Collected data entries ->
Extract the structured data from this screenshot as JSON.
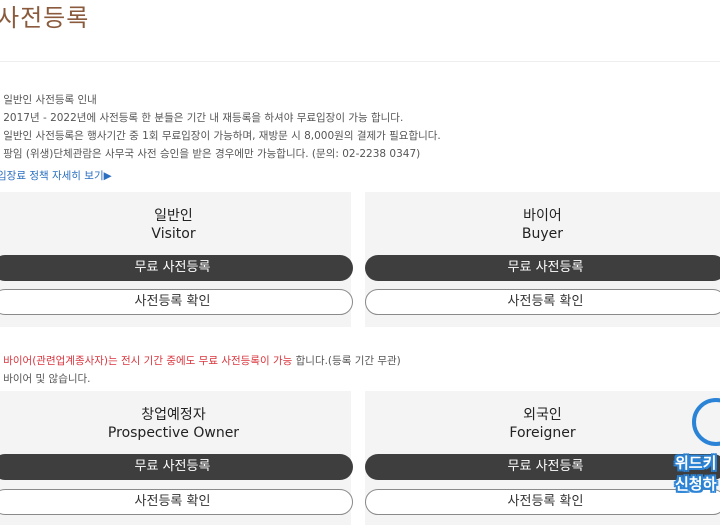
{
  "page": {
    "title": "사전등록"
  },
  "notice": {
    "lines": [
      "' 일반인 사전등록 인내",
      "' 2017년 - 2022년에 사전등록 한 분들은 기간 내 재등록을 하셔야 무료입장이 가능 합니다.",
      "' 일반인 사전등록은 행사기간 중 1회 무료입장이 가능하며, 재방문 시 8,000원의 결제가 필요합니다.",
      "' 팡임 (위생)단체관람은 사무국 사전 승인을 받은 경우에만 가능합니다. (문의: 02-2238 0347)"
    ],
    "policy_link": "입장료 정책 자세히 보기▶"
  },
  "cards": [
    {
      "kr": "일반인",
      "en": "Visitor",
      "register": "무료 사전등록",
      "check": "사전등록 확인"
    },
    {
      "kr": "바이어",
      "en": "Buyer",
      "register": "무료 사전등록",
      "check": "사전등록 확인"
    },
    {
      "kr": "창업예정자",
      "en": "Prospective Owner",
      "register": "무료 사전등록",
      "check": "사전등록 확인"
    },
    {
      "kr": "외국인",
      "en": "Foreigner",
      "register": "무료 사전등록",
      "check": "사전등록 확인"
    }
  ],
  "buyer_note": {
    "prefix": "' ",
    "highlight": "바이어(관련업계종사자)는 전시 기간 중에도 무료 사전등록이 가능",
    "suffix": " 합니다.(등록 기간 무관)",
    "line2": "' 바이어 및 않습니다."
  },
  "promo": {
    "line1": "위드키",
    "line2": "신청하"
  },
  "colors": {
    "title": "#8a5a3c",
    "link": "#2a6fc0",
    "highlight": "#d9363e",
    "dark_button": "#3e3e3e",
    "promo": "#2a83d6"
  }
}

Your task ->
Restate the data above word for word. Skip every picture.

Written response ->
Extract the structured data from this screenshot as JSON.
{
  "page": {
    "title": "사전등록"
  },
  "notice": {
    "lines": [
      "' 일반인 사전등록 인내",
      "' 2017년 - 2022년에 사전등록 한 분들은 기간 내 재등록을 하셔야 무료입장이 가능 합니다.",
      "' 일반인 사전등록은 행사기간 중 1회 무료입장이 가능하며, 재방문 시 8,000원의 결제가 필요합니다.",
      "' 팡임 (위생)단체관람은 사무국 사전 승인을 받은 경우에만 가능합니다. (문의: 02-2238 0347)"
    ],
    "policy_link": "입장료 정책 자세히 보기▶"
  },
  "cards": [
    {
      "kr": "일반인",
      "en": "Visitor",
      "register": "무료 사전등록",
      "check": "사전등록 확인"
    },
    {
      "kr": "바이어",
      "en": "Buyer",
      "register": "무료 사전등록",
      "check": "사전등록 확인"
    },
    {
      "kr": "창업예정자",
      "en": "Prospective Owner",
      "register": "무료 사전등록",
      "check": "사전등록 확인"
    },
    {
      "kr": "외국인",
      "en": "Foreigner",
      "register": "무료 사전등록",
      "check": "사전등록 확인"
    }
  ],
  "buyer_note": {
    "prefix": "' ",
    "highlight": "바이어(관련업계종사자)는 전시 기간 중에도 무료 사전등록이 가능",
    "suffix": " 합니다.(등록 기간 무관)",
    "line2": "' 바이어 및 않습니다."
  },
  "promo": {
    "line1": "위드키",
    "line2": "신청하"
  },
  "colors": {
    "title": "#8a5a3c",
    "link": "#2a6fc0",
    "highlight": "#d9363e",
    "dark_button": "#3e3e3e",
    "promo": "#2a83d6"
  }
}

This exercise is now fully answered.